**Written exercise:**
Count the lines that hold the string "name". Reply with the number alone.

**Extracted material:**
========================================================================

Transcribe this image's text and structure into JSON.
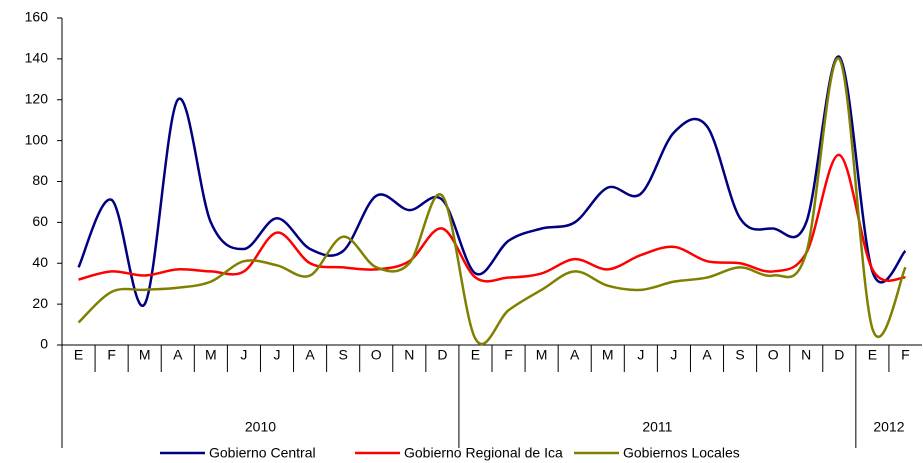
{
  "chart_data": {
    "type": "line",
    "categories": [
      "E",
      "F",
      "M",
      "A",
      "M",
      "J",
      "J",
      "A",
      "S",
      "O",
      "N",
      "D",
      "E",
      "F",
      "M",
      "A",
      "M",
      "J",
      "J",
      "A",
      "S",
      "O",
      "N",
      "D",
      "E",
      "F"
    ],
    "years": [
      "2010",
      "2011",
      "2012"
    ],
    "series": [
      {
        "name": "Gobierno Central",
        "color": "#000080",
        "values": [
          38,
          71,
          20,
          120,
          60,
          47,
          62,
          47,
          46,
          73,
          66,
          71,
          35,
          51,
          57,
          60,
          77,
          74,
          104,
          107,
          62,
          57,
          60,
          141,
          36,
          46
        ]
      },
      {
        "name": "Gobierno Regional de Ica",
        "color": "#ff0000",
        "values": [
          32,
          36,
          34,
          37,
          36,
          36,
          55,
          40,
          38,
          37,
          41,
          57,
          33,
          33,
          35,
          42,
          37,
          44,
          48,
          41,
          40,
          36,
          45,
          93,
          37,
          33
        ]
      },
      {
        "name": "Gobiernos Locales",
        "color": "#808000",
        "values": [
          11,
          26,
          27,
          28,
          31,
          41,
          39,
          34,
          53,
          38,
          40,
          73,
          3,
          17,
          27,
          36,
          29,
          27,
          31,
          33,
          38,
          34,
          45,
          140,
          8,
          38
        ]
      }
    ],
    "ylim": [
      0,
      160
    ],
    "yticks": [
      0,
      20,
      40,
      60,
      80,
      100,
      120,
      140,
      160
    ]
  }
}
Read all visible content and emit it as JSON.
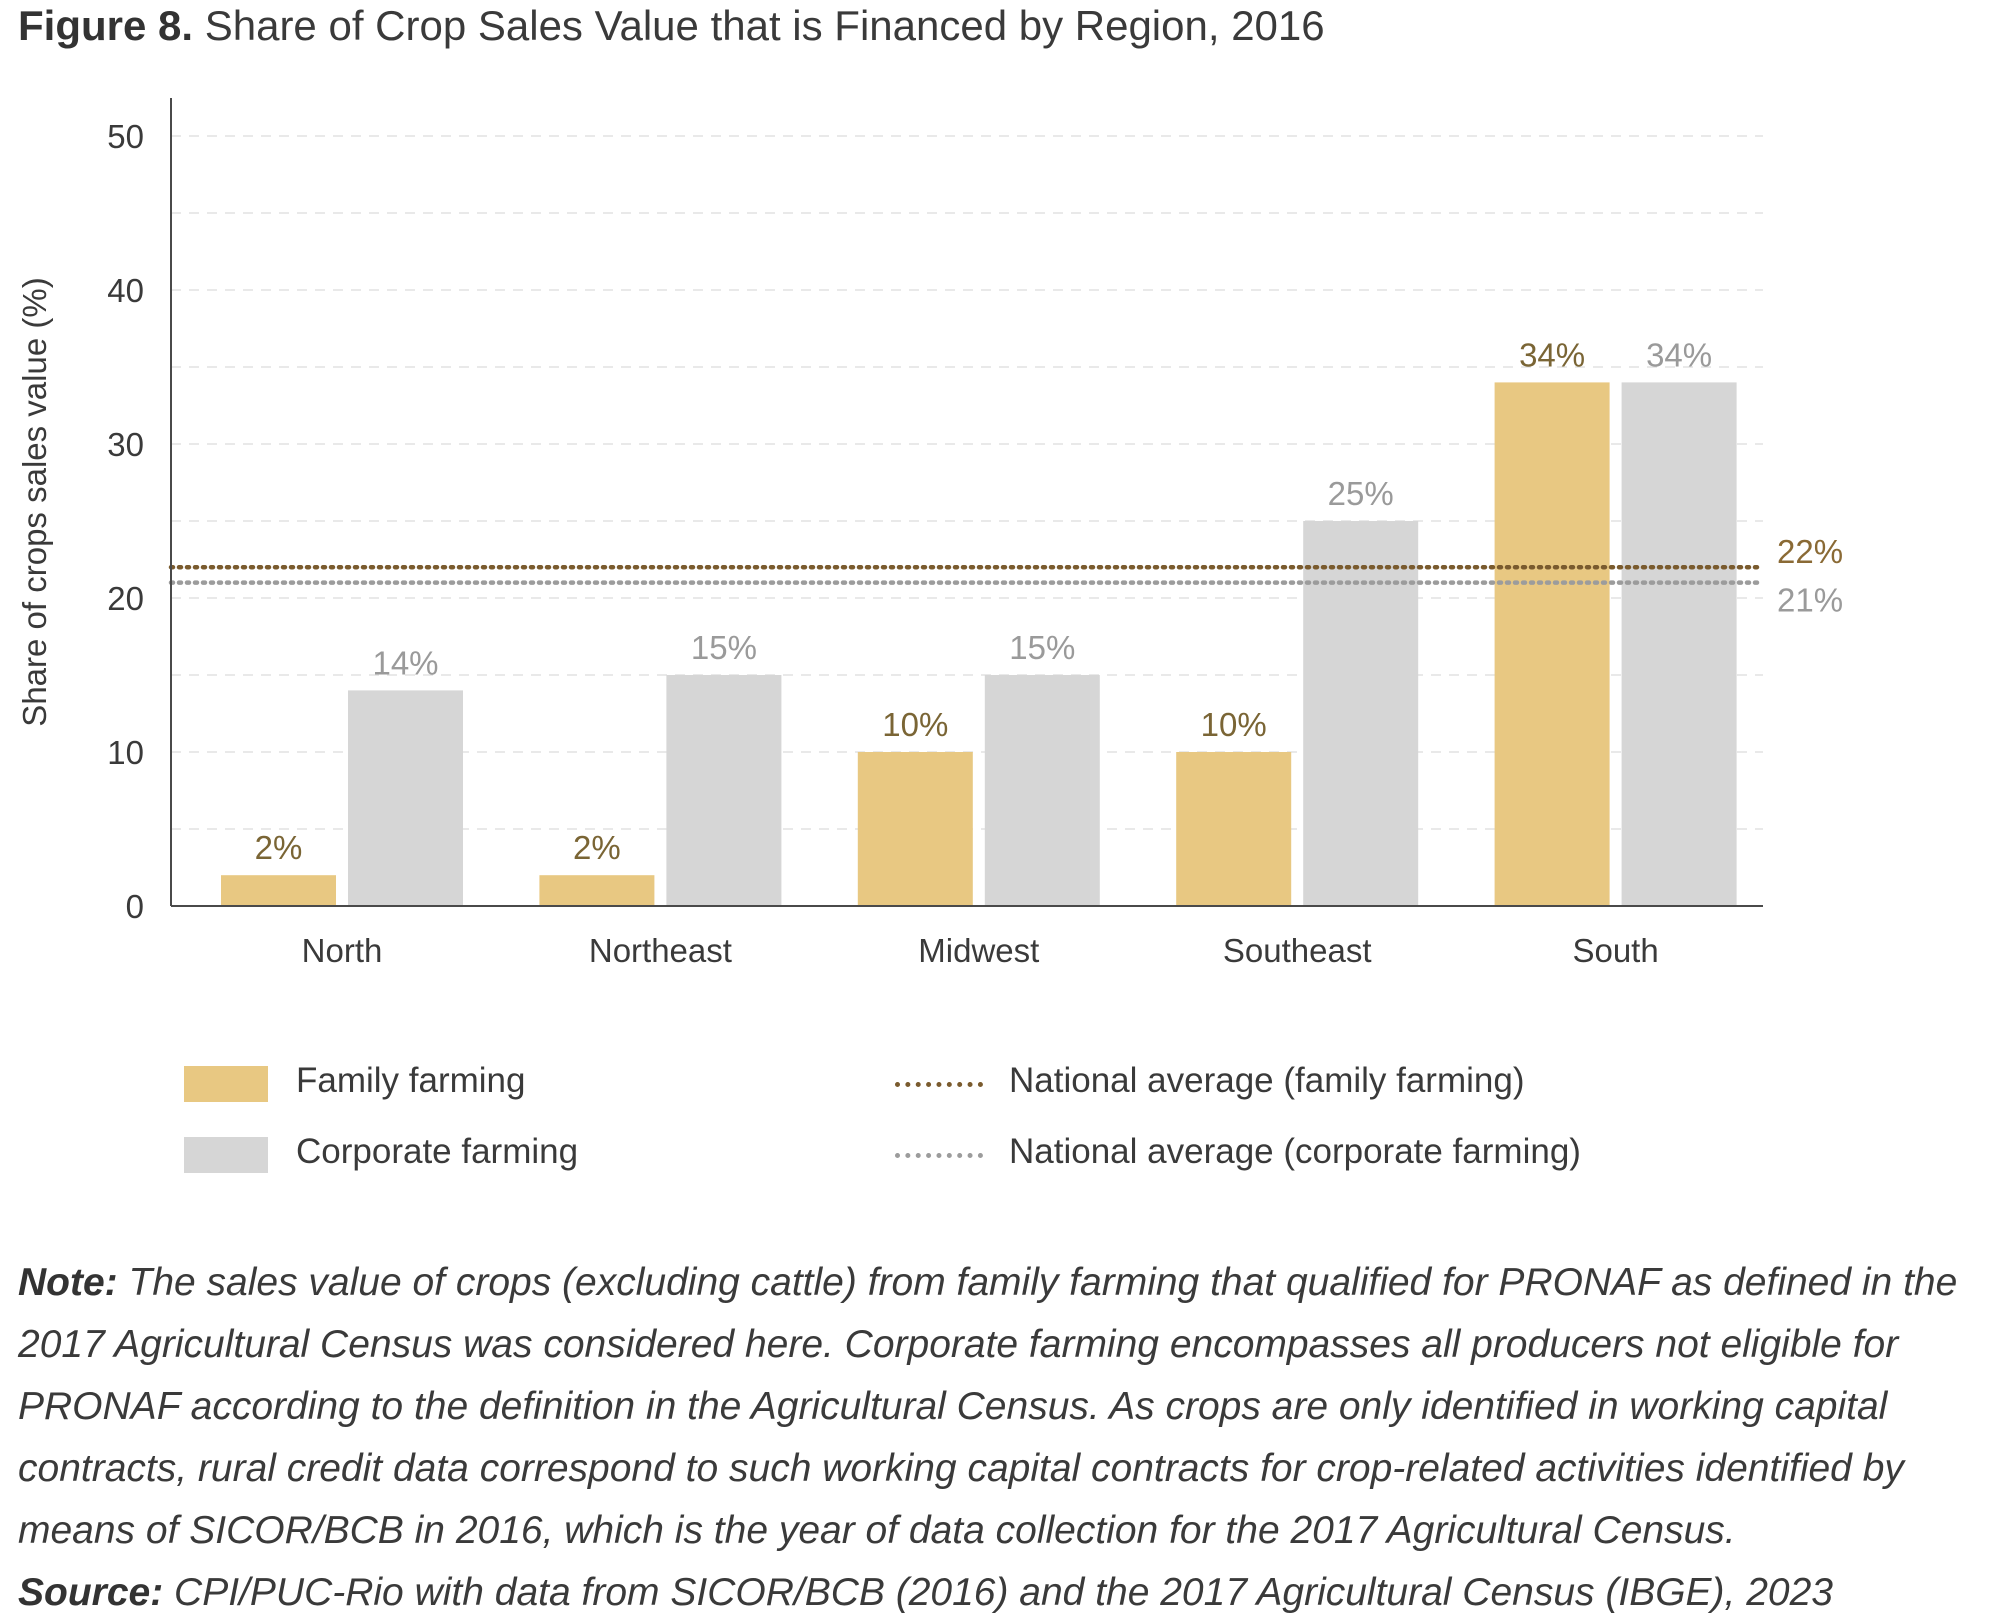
{
  "title": {
    "label": "Figure 8.",
    "text": "Share of Crop Sales Value that is Financed by Region, 2016"
  },
  "chart_data": {
    "type": "bar",
    "ylabel": "Share of crops sales value (%)",
    "ylim": [
      0,
      52
    ],
    "yticks": [
      0,
      10,
      20,
      30,
      40,
      50
    ],
    "grid": true,
    "categories": [
      "North",
      "Northeast",
      "Midwest",
      "Southeast",
      "South"
    ],
    "series": [
      {
        "name": "Family farming",
        "values": [
          2,
          2,
          10,
          10,
          34
        ],
        "labels": [
          "2%",
          "2%",
          "10%",
          "10%",
          "34%"
        ],
        "color": "#E8C882",
        "label_color": "#7A6535"
      },
      {
        "name": "Corporate farming",
        "values": [
          14,
          15,
          15,
          25,
          34
        ],
        "labels": [
          "14%",
          "15%",
          "15%",
          "25%",
          "34%"
        ],
        "color": "#D6D6D6",
        "label_color": "#9A9A9A"
      }
    ],
    "reference_lines": [
      {
        "name": "National average (family farming)",
        "value": 22,
        "label": "22%",
        "color": "#7A5B2E",
        "label_color": "#8A6A35"
      },
      {
        "name": "National average (corporate farming)",
        "value": 21,
        "label": "21%",
        "color": "#9C9C9C",
        "label_color": "#9A9A9A"
      }
    ],
    "legend_position": "bottom"
  },
  "notes": {
    "note_label": "Note:",
    "note_text": "The sales value of crops (excluding cattle) from family farming that qualified for PRONAF as defined in the 2017 Agricultural Census was considered here. Corporate farming encompasses all producers not eligible for PRONAF according to the definition in the Agricultural Census. As crops are only identified in working capital contracts, rural credit data correspond to such working capital contracts for crop-related activities identified by means of SICOR/BCB in 2016, which is the year of data collection for the 2017 Agricultural Census.",
    "source_label": "Source:",
    "source_text": "CPI/PUC-Rio with data from SICOR/BCB (2016) and the 2017 Agricultural Census (IBGE), 2023"
  }
}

========================================================================

**Exercise solution:**
7